● **Request**: Write out the listing below without alteration, omitting its pictures.

● **Data rows**:
--------------------------------

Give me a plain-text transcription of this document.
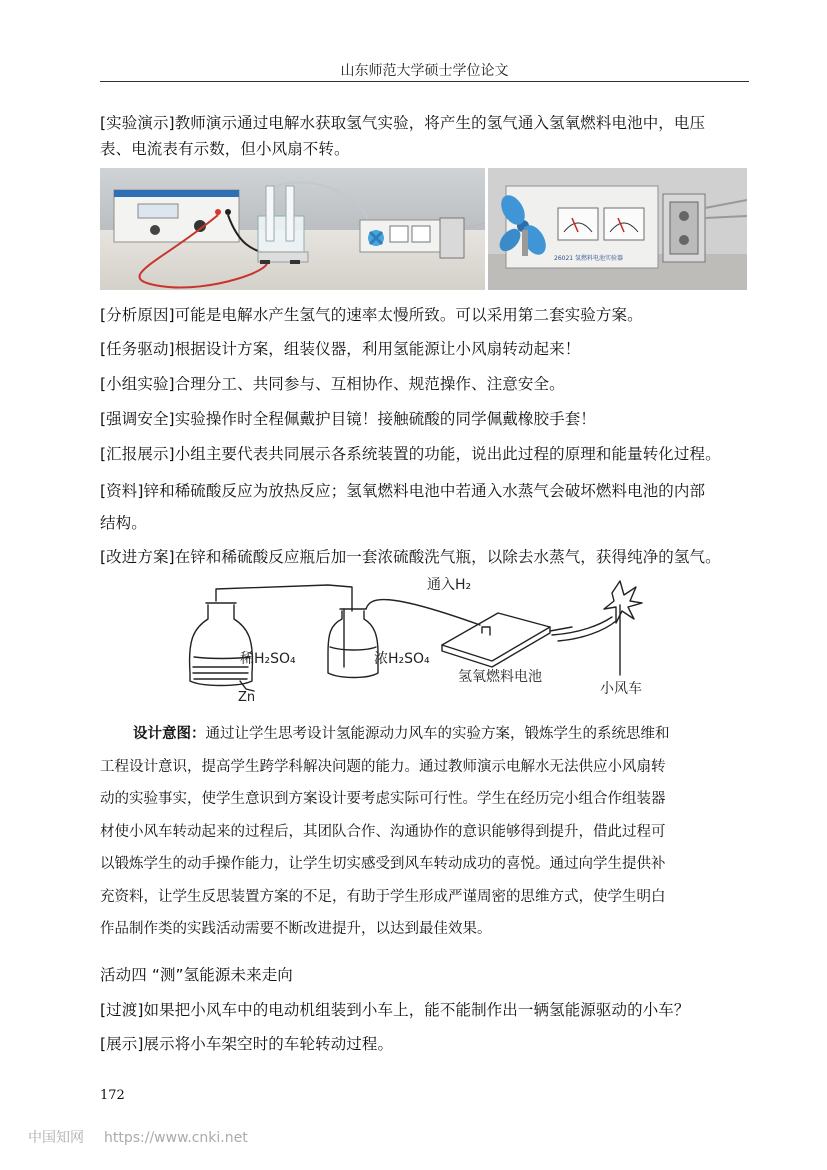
山东师范大学硕士学位论文
[实验演示]教师演示通过电解水获取氢气实验，将产生的氢气通入氢氧燃料电池中，电压
表、电流表有示数，但小风扇不转。
26021 氢燃料电池实验器
[分析原因]可能是电解水产生氢气的速率太慢所致。可以采用第二套实验方案。
[任务驱动]根据设计方案，组装仪器，利用氢能源让小风扇转动起来！
[小组实验]合理分工、共同参与、互相协作、规范操作、注意安全。
[强调安全]实验操作时全程佩戴护目镜！接触硫酸的同学佩戴橡胶手套！
[汇报展示]小组主要代表共同展示各系统装置的功能，说出此过程的原理和能量转化过程。
[资料]锌和稀硫酸反应为放热反应；氢氧燃料电池中若通入水蒸气会破坏燃料电池的内部
结构。
[改进方案]在锌和稀硫酸反应瓶后加一套浓硫酸洗气瓶，以除去水蒸气，获得纯净的氢气。
通入H₂
稀H₂SO₄
Zn
浓H₂SO₄
氢氧燃料电池
小风车
设计意图：通过让学生思考设计氢能源动力风车的实验方案，锻炼学生的系统思维和
工程设计意识，提高学生跨学科解决问题的能力。通过教师演示电解水无法供应小风扇转
动的实验事实，使学生意识到方案设计要考虑实际可行性。学生在经历完小组合作组装器
材使小风车转动起来的过程后，其团队合作、沟通协作的意识能够得到提升，借此过程可
以锻炼学生的动手操作能力，让学生切实感受到风车转动成功的喜悦。通过向学生提供补
充资料，让学生反思装置方案的不足，有助于学生形成严谨周密的思维方式，使学生明白
作品制作类的实践活动需要不断改进提升，以达到最佳效果。
活动四 “测”氢能源未来走向
[过渡]如果把小风车中的电动机组装到小车上，能不能制作出一辆氢能源驱动的小车？
[展示]展示将小车架空时的车轮转动过程。
172
中国知网 https://www.cnki.net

--------------------------------

● **Solution**:
Give me a plain-text transcription of this document.
山东师范大学硕士学位论文
[实验演示]教师演示通过电解水获取氢气实验，将产生的氢气通入氢氧燃料电池中，电压
表、电流表有示数，但小风扇不转。
26021 氢燃料电池实验器
[分析原因]可能是电解水产生氢气的速率太慢所致。可以采用第二套实验方案。
[任务驱动]根据设计方案，组装仪器，利用氢能源让小风扇转动起来！
[小组实验]合理分工、共同参与、互相协作、规范操作、注意安全。
[强调安全]实验操作时全程佩戴护目镜！接触硫酸的同学佩戴橡胶手套！
[汇报展示]小组主要代表共同展示各系统装置的功能，说出此过程的原理和能量转化过程。
[资料]锌和稀硫酸反应为放热反应；氢氧燃料电池中若通入水蒸气会破坏燃料电池的内部
结构。
[改进方案]在锌和稀硫酸反应瓶后加一套浓硫酸洗气瓶，以除去水蒸气，获得纯净的氢气。
通入H₂
稀H₂SO₄
Zn
浓H₂SO₄
氢氧燃料电池
小风车
设计意图：通过让学生思考设计氢能源动力风车的实验方案，锻炼学生的系统思维和
工程设计意识，提高学生跨学科解决问题的能力。通过教师演示电解水无法供应小风扇转
动的实验事实，使学生意识到方案设计要考虑实际可行性。学生在经历完小组合作组装器
材使小风车转动起来的过程后，其团队合作、沟通协作的意识能够得到提升，借此过程可
以锻炼学生的动手操作能力，让学生切实感受到风车转动成功的喜悦。通过向学生提供补
充资料，让学生反思装置方案的不足，有助于学生形成严谨周密的思维方式，使学生明白
作品制作类的实践活动需要不断改进提升，以达到最佳效果。
活动四 “测”氢能源未来走向
[过渡]如果把小风车中的电动机组装到小车上，能不能制作出一辆氢能源驱动的小车？
[展示]展示将小车架空时的车轮转动过程。
172
中国知网 https://www.cnki.net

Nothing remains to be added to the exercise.